─── Supplied data ───
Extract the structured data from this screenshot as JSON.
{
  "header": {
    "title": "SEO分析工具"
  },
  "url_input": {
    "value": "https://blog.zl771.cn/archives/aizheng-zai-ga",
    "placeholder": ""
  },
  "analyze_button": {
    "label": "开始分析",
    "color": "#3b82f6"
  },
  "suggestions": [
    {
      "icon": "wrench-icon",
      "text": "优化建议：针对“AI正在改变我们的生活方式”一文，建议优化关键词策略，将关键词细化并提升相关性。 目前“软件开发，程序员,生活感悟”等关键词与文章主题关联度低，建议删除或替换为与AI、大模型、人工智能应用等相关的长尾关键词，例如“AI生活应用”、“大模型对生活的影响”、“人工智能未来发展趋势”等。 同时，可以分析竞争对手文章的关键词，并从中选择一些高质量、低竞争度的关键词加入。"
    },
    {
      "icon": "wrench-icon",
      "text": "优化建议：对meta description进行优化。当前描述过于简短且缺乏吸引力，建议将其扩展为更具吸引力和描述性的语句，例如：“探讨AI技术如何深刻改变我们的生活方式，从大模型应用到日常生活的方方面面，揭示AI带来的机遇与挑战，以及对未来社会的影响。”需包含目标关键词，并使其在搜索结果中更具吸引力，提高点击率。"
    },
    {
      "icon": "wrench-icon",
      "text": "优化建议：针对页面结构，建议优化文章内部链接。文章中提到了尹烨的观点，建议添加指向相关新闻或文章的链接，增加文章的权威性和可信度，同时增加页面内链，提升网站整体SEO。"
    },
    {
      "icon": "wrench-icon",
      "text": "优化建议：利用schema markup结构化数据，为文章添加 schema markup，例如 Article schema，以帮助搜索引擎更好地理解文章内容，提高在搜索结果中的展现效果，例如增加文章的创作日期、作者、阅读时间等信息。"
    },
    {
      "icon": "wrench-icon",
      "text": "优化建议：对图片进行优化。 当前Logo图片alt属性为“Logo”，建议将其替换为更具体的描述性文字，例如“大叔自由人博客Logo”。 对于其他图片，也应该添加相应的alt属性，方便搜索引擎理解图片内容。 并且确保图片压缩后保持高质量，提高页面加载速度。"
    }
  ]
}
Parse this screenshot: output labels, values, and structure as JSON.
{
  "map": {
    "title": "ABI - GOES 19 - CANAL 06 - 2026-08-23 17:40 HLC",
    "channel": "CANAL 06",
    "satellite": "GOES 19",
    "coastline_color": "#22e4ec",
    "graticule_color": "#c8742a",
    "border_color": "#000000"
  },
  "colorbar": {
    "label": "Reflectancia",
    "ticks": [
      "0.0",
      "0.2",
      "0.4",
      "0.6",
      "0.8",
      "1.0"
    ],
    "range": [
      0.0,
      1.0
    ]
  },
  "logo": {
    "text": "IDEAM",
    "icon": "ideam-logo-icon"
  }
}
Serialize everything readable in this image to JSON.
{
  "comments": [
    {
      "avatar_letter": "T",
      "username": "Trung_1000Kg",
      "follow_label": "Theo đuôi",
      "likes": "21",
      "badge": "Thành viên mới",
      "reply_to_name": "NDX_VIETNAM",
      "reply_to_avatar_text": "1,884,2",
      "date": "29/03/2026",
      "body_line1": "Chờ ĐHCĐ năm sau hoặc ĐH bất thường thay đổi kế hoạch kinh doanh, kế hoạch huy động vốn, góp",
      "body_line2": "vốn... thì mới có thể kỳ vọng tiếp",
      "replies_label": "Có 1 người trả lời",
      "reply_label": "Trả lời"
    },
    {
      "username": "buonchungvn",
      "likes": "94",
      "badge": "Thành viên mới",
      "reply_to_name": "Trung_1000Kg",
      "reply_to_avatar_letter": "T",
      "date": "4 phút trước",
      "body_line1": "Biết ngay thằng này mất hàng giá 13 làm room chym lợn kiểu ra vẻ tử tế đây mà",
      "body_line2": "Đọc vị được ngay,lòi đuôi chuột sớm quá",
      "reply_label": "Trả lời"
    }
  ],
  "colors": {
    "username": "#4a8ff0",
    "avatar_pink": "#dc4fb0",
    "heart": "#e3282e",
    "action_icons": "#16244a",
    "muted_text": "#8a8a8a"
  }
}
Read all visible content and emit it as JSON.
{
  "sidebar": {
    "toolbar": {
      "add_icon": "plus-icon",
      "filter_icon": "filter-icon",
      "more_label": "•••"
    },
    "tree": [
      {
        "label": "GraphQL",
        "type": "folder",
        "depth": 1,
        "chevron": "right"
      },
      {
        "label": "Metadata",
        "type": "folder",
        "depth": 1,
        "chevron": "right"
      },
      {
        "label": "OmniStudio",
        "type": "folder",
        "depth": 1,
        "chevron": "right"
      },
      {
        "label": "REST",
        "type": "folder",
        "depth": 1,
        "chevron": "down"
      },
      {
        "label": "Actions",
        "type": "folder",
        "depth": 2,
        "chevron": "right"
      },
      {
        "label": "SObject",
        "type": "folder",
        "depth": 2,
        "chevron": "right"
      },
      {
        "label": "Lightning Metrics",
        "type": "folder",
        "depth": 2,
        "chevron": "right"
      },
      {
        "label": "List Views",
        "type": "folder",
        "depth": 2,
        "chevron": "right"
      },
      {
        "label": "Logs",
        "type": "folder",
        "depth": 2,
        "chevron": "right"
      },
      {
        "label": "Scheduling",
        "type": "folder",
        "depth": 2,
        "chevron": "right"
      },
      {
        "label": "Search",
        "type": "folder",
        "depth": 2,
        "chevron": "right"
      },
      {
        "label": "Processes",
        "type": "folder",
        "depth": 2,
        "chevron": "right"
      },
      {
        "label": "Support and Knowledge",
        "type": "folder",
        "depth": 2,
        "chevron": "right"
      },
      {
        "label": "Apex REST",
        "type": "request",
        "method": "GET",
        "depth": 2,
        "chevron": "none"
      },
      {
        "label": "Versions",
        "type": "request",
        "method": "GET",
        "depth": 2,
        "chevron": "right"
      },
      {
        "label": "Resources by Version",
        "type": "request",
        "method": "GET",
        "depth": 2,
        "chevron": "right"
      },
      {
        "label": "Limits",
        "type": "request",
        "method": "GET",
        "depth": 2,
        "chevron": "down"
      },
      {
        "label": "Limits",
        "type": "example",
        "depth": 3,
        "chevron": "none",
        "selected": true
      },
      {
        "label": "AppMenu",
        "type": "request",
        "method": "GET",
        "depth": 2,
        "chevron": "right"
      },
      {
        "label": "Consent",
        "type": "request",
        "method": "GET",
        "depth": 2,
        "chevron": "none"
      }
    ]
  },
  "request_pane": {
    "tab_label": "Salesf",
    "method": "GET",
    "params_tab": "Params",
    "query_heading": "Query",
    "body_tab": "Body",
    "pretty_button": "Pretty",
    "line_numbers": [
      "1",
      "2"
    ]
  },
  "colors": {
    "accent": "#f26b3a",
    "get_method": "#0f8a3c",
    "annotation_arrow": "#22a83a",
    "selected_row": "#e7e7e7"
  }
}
───
_What the task asks_
Repeat the records above in full, character for character.

_Result of the task_
Extract the structured data from this screenshot as JSON.
{
  "header": {
    "title": "SEO分析工具"
  },
  "url_input": {
    "value": "https://blog.zl771.cn/archives/aizheng-zai-ga",
    "placeholder": ""
  },
  "analyze_button": {
    "label": "开始分析",
    "color": "#3b82f6"
  },
  "suggestions": [
    {
      "icon": "wrench-icon",
      "text": "优化建议：针对“AI正在改变我们的生活方式”一文，建议优化关键词策略，将关键词细化并提升相关性。 目前“软件开发，程序员,生活感悟”等关键词与文章主题关联度低，建议删除或替换为与AI、大模型、人工智能应用等相关的长尾关键词，例如“AI生活应用”、“大模型对生活的影响”、“人工智能未来发展趋势”等。 同时，可以分析竞争对手文章的关键词，并从中选择一些高质量、低竞争度的关键词加入。"
    },
    {
      "icon": "wrench-icon",
      "text": "优化建议：对meta description进行优化。当前描述过于简短且缺乏吸引力，建议将其扩展为更具吸引力和描述性的语句，例如：“探讨AI技术如何深刻改变我们的生活方式，从大模型应用到日常生活的方方面面，揭示AI带来的机遇与挑战，以及对未来社会的影响。”需包含目标关键词，并使其在搜索结果中更具吸引力，提高点击率。"
    },
    {
      "icon": "wrench-icon",
      "text": "优化建议：针对页面结构，建议优化文章内部链接。文章中提到了尹烨的观点，建议添加指向相关新闻或文章的链接，增加文章的权威性和可信度，同时增加页面内链，提升网站整体SEO。"
    },
    {
      "icon": "wrench-icon",
      "text": "优化建议：利用schema markup结构化数据，为文章添加 schema markup，例如 Article schema，以帮助搜索引擎更好地理解文章内容，提高在搜索结果中的展现效果，例如增加文章的创作日期、作者、阅读时间等信息。"
    },
    {
      "icon": "wrench-icon",
      "text": "优化建议：对图片进行优化。 当前Logo图片alt属性为“Logo”，建议将其替换为更具体的描述性文字，例如“大叔自由人博客Logo”。 对于其他图片，也应该添加相应的alt属性，方便搜索引擎理解图片内容。 并且确保图片压缩后保持高质量，提高页面加载速度。"
    }
  ]
}
Parse this screenshot: output labels, values, and structure as JSON.
{
  "map": {
    "title": "ABI - GOES 19 - CANAL 06 - 2026-08-23 17:40 HLC",
    "channel": "CANAL 06",
    "satellite": "GOES 19",
    "coastline_color": "#22e4ec",
    "graticule_color": "#c8742a",
    "border_color": "#000000"
  },
  "colorbar": {
    "label": "Reflectancia",
    "ticks": [
      "0.0",
      "0.2",
      "0.4",
      "0.6",
      "0.8",
      "1.0"
    ],
    "range": [
      0.0,
      1.0
    ]
  },
  "logo": {
    "text": "IDEAM",
    "icon": "ideam-logo-icon"
  }
}
Serialize everything readable in this image to JSON.
{
  "comments": [
    {
      "avatar_letter": "T",
      "username": "Trung_1000Kg",
      "follow_label": "Theo đuôi",
      "likes": "21",
      "badge": "Thành viên mới",
      "reply_to_name": "NDX_VIETNAM",
      "reply_to_avatar_text": "1,884,2",
      "date": "29/03/2026",
      "body_line1": "Chờ ĐHCĐ năm sau hoặc ĐH bất thường thay đổi kế hoạch kinh doanh, kế hoạch huy động vốn, góp",
      "body_line2": "vốn... thì mới có thể kỳ vọng tiếp",
      "replies_label": "Có 1 người trả lời",
      "reply_label": "Trả lời"
    },
    {
      "username": "buonchungvn",
      "likes": "94",
      "badge": "Thành viên mới",
      "reply_to_name": "Trung_1000Kg",
      "reply_to_avatar_letter": "T",
      "date": "4 phút trước",
      "body_line1": "Biết ngay thằng này mất hàng giá 13 làm room chym lợn kiểu ra vẻ tử tế đây mà",
      "body_line2": "Đọc vị được ngay,lòi đuôi chuột sớm quá",
      "reply_label": "Trả lời"
    }
  ],
  "colors": {
    "username": "#4a8ff0",
    "avatar_pink": "#dc4fb0",
    "heart": "#e3282e",
    "action_icons": "#16244a",
    "muted_text": "#8a8a8a"
  }
}
Read all visible content and emit it as JSON.
{
  "sidebar": {
    "toolbar": {
      "add_icon": "plus-icon",
      "filter_icon": "filter-icon",
      "more_label": "•••"
    },
    "tree": [
      {
        "label": "GraphQL",
        "type": "folder",
        "depth": 1,
        "chevron": "right"
      },
      {
        "label": "Metadata",
        "type": "folder",
        "depth": 1,
        "chevron": "right"
      },
      {
        "label": "OmniStudio",
        "type": "folder",
        "depth": 1,
        "chevron": "right"
      },
      {
        "label": "REST",
        "type": "folder",
        "depth": 1,
        "chevron": "down"
      },
      {
        "label": "Actions",
        "type": "folder",
        "depth": 2,
        "chevron": "right"
      },
      {
        "label": "SObject",
        "type": "folder",
        "depth": 2,
        "chevron": "right"
      },
      {
        "label": "Lightning Metrics",
        "type": "folder",
        "depth": 2,
        "chevron": "right"
      },
      {
        "label": "List Views",
        "type": "folder",
        "depth": 2,
        "chevron": "right"
      },
      {
        "label": "Logs",
        "type": "folder",
        "depth": 2,
        "chevron": "right"
      },
      {
        "label": "Scheduling",
        "type": "folder",
        "depth": 2,
        "chevron": "right"
      },
      {
        "label": "Search",
        "type": "folder",
        "depth": 2,
        "chevron": "right"
      },
      {
        "label": "Processes",
        "type": "folder",
        "depth": 2,
        "chevron": "right"
      },
      {
        "label": "Support and Knowledge",
        "type": "folder",
        "depth": 2,
        "chevron": "right"
      },
      {
        "label": "Apex REST",
        "type": "request",
        "method": "GET",
        "depth": 2,
        "chevron": "none"
      },
      {
        "label": "Versions",
        "type": "request",
        "method": "GET",
        "depth": 2,
        "chevron": "right"
      },
      {
        "label": "Resources by Version",
        "type": "request",
        "method": "GET",
        "depth": 2,
        "chevron": "right"
      },
      {
        "label": "Limits",
        "type": "request",
        "method": "GET",
        "depth": 2,
        "chevron": "down"
      },
      {
        "label": "Limits",
        "type": "example",
        "depth": 3,
        "chevron": "none",
        "selected": true
      },
      {
        "label": "AppMenu",
        "type": "request",
        "method": "GET",
        "depth": 2,
        "chevron": "right"
      },
      {
        "label": "Consent",
        "type": "request",
        "method": "GET",
        "depth": 2,
        "chevron": "none"
      }
    ]
  },
  "request_pane": {
    "tab_label": "Salesf",
    "method": "GET",
    "params_tab": "Params",
    "query_heading": "Query",
    "body_tab": "Body",
    "pretty_button": "Pretty",
    "line_numbers": [
      "1",
      "2"
    ]
  },
  "colors": {
    "accent": "#f26b3a",
    "get_method": "#0f8a3c",
    "annotation_arrow": "#22a83a",
    "selected_row": "#e7e7e7"
  }
}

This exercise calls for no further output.